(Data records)
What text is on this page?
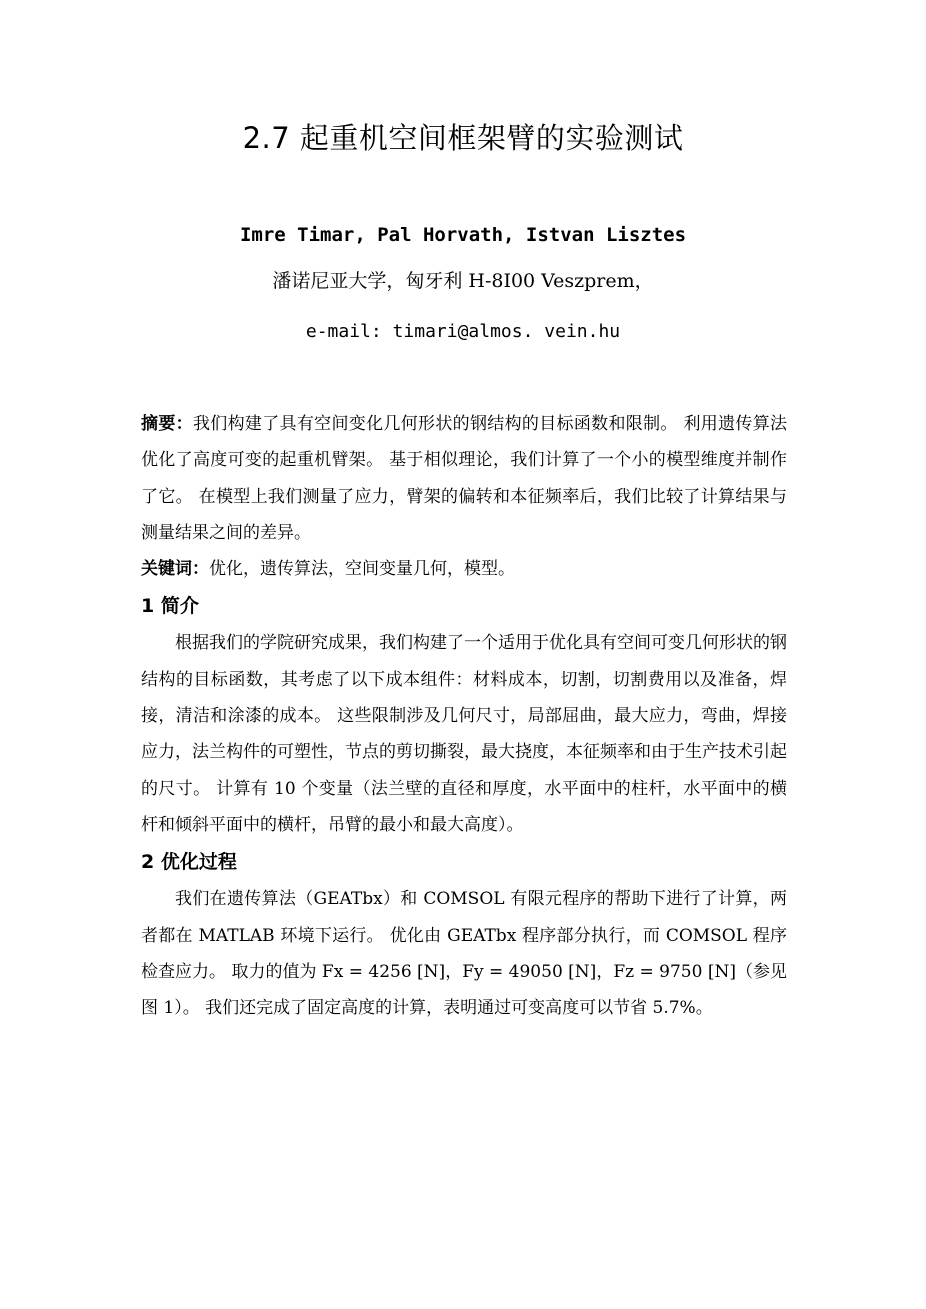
2.7 起重机空间框架臂的实验测试
Imre Timar, Pal Horvath, Istvan Lisztes
潘诺尼亚大学，匈牙利 H-8I00 Veszprem，
e-mail: timari@almos. vein.hu

摘要：我们构建了具有空间变化几何形状的钢结构的目标函数和限制。 利用遗传算法优化了高度可变的起重机臂架。 基于相似理论，我们计算了一个小的模型维度并制作了它。 在模型上我们测量了应力，臂架的偏转和本征频率后，我们比较了计算结果与测量结果之间的差异。

关键词：优化，遗传算法，空间变量几何，模型。

1 简介

根据我们的学院研究成果，我们构建了一个适用于优化具有空间可变几何形状的钢结构的目标函数，其考虑了以下成本组件：材料成本，切割，切割费用以及准备，焊接，清洁和涂漆的成本。 这些限制涉及几何尺寸，局部屈曲，最大应力，弯曲，焊接应力，法兰构件的可塑性，节点的剪切撕裂，最大挠度，本征频率和由于生产技术引起的尺寸。 计算有 10 个变量（法兰壁的直径和厚度，水平面中的柱杆，水平面中的横杆和倾斜平面中的横杆，吊臂的最小和最大高度）。

2 优化过程

我们在遗传算法（GEATbx）和 COMSOL 有限元程序的帮助下进行了计算，两者都在 MATLAB 环境下运行。 优化由 GEATbx 程序部分执行，而 COMSOL 程序检查应力。 取力的值为 Fx = 4256 [N]，Fy = 49050 [N]，Fz = 9750 [N]（参见图 1）。 我们还完成了固定高度的计算，表明通过可变高度可以节省 5.7%。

- SET TASK
Produce an exact copy of each line of data, skipping embedded images.

- THE COMPLETED TASK
What text is on this page?
2.7 起重机空间框架臂的实验测试
Imre Timar, Pal Horvath, Istvan Lisztes
潘诺尼亚大学，匈牙利 H-8I00 Veszprem，
e-mail: timari@almos. vein.hu

摘要：我们构建了具有空间变化几何形状的钢结构的目标函数和限制。 利用遗传算法优化了高度可变的起重机臂架。 基于相似理论，我们计算了一个小的模型维度并制作了它。 在模型上我们测量了应力，臂架的偏转和本征频率后，我们比较了计算结果与测量结果之间的差异。

关键词：优化，遗传算法，空间变量几何，模型。

1 简介

根据我们的学院研究成果，我们构建了一个适用于优化具有空间可变几何形状的钢结构的目标函数，其考虑了以下成本组件：材料成本，切割，切割费用以及准备，焊接，清洁和涂漆的成本。 这些限制涉及几何尺寸，局部屈曲，最大应力，弯曲，焊接应力，法兰构件的可塑性，节点的剪切撕裂，最大挠度，本征频率和由于生产技术引起的尺寸。 计算有 10 个变量（法兰壁的直径和厚度，水平面中的柱杆，水平面中的横杆和倾斜平面中的横杆，吊臂的最小和最大高度）。

2 优化过程

我们在遗传算法（GEATbx）和 COMSOL 有限元程序的帮助下进行了计算，两者都在 MATLAB 环境下运行。 优化由 GEATbx 程序部分执行，而 COMSOL 程序检查应力。 取力的值为 Fx = 4256 [N]，Fy = 49050 [N]，Fz = 9750 [N]（参见图 1）。 我们还完成了固定高度的计算，表明通过可变高度可以节省 5.7%。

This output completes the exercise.